■ What is asked
From the records, pick out and copy each line containing "support".
# START OF Entries provided
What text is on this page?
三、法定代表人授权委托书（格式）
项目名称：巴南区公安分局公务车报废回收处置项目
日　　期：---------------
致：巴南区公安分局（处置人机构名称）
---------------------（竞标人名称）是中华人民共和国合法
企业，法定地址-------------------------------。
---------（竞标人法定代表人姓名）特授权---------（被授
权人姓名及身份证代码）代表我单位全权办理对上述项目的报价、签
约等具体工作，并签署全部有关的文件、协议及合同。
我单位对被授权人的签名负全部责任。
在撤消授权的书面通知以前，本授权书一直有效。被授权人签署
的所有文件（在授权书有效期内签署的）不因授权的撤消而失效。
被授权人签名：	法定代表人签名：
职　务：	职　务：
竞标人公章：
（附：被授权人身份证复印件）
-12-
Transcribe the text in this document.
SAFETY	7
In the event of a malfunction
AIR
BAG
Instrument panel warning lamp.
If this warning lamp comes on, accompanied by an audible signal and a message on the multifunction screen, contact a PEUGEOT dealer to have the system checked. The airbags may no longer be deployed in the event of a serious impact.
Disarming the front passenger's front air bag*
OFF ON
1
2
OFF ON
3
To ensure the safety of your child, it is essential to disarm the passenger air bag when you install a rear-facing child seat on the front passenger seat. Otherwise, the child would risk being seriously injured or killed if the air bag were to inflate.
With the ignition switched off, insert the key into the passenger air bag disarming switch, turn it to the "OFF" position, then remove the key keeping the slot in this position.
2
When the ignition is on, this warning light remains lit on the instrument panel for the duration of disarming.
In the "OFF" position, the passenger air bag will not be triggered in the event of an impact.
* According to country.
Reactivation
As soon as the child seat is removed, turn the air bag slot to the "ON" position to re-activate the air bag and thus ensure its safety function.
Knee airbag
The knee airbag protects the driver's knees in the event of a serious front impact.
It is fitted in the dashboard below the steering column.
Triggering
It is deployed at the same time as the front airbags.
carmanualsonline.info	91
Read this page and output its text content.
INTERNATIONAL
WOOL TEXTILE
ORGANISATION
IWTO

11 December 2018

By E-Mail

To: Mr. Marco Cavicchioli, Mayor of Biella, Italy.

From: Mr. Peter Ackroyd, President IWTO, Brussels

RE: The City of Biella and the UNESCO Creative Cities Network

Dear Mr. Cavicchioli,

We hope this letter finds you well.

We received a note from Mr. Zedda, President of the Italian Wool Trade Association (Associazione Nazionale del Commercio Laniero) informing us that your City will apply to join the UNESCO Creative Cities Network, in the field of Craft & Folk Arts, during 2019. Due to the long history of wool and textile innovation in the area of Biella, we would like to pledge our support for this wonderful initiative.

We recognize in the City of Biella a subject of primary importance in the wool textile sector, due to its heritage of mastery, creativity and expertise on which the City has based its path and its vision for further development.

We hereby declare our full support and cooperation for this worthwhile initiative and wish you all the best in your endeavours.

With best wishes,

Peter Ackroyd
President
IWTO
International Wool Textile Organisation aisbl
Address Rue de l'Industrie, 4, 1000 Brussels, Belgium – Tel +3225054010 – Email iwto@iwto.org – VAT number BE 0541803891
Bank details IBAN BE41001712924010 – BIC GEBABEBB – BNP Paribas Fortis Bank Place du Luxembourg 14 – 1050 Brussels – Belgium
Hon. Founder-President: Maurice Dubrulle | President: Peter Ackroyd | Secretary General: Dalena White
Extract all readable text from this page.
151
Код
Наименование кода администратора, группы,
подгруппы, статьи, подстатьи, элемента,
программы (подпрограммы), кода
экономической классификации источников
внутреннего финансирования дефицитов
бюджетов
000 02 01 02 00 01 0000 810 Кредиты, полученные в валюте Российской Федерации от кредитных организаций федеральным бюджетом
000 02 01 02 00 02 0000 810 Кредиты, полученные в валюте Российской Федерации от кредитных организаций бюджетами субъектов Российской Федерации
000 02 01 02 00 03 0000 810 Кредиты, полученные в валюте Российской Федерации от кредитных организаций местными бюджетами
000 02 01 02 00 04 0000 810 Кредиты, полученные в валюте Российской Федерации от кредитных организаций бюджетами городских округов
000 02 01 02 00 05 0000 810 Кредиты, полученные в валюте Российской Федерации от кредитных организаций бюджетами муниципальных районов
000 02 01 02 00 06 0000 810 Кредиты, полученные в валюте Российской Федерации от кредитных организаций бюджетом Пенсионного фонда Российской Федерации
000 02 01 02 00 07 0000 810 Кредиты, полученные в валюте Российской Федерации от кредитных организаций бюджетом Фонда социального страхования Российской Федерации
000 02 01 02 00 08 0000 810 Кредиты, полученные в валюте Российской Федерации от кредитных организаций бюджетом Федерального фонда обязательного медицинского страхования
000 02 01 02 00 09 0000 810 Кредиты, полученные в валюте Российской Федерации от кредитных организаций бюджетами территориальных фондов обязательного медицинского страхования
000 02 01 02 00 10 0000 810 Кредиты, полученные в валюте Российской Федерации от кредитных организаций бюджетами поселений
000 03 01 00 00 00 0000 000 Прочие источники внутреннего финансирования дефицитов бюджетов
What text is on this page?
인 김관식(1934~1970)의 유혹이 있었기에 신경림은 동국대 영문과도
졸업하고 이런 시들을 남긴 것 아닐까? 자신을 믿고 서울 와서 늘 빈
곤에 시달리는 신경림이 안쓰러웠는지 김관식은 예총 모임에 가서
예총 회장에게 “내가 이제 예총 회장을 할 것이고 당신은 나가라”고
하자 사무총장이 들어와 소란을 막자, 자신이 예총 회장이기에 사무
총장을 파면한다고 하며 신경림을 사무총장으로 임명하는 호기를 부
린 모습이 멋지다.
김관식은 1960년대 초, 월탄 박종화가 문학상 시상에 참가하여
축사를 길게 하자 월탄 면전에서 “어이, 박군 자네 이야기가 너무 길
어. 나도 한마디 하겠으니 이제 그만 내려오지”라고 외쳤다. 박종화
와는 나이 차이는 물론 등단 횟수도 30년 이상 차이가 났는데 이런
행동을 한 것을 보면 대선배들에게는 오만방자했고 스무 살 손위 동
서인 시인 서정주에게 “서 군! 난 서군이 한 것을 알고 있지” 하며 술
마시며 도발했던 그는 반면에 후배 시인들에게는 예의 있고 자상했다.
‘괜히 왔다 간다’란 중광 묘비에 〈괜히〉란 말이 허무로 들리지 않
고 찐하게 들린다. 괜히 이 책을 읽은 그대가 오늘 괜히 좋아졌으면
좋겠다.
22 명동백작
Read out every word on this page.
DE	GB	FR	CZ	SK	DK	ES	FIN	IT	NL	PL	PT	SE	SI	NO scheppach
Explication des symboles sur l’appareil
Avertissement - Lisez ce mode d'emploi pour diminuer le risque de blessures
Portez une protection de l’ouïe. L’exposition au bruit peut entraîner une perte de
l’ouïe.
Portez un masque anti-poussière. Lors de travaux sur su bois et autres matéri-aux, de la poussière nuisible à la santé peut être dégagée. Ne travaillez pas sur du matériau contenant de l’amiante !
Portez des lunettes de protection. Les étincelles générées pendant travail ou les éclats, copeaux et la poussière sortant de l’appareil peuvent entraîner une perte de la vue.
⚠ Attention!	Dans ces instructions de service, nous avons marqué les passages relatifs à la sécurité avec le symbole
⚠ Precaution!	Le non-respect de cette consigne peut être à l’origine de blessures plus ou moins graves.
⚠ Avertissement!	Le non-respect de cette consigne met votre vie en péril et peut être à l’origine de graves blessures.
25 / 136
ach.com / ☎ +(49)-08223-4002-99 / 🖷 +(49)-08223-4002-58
# END OF Entries provided
■ Exercise answer
We received a note from Mr. Zedda, President of the Italian Wool Trade Association (Associazione Nazionale del Commercio Laniero) informing us that your City will apply to join the UNESCO Creative Cities Network, in the field of Craft & Folk Arts, during 2019. Due to the long history of wool and textile innovation in the area of Biella, we would like to pledge our support for this wonderful initiative.
We hereby declare our full support and cooperation for this worthwhile initiative and wish you all the best in your endeavours.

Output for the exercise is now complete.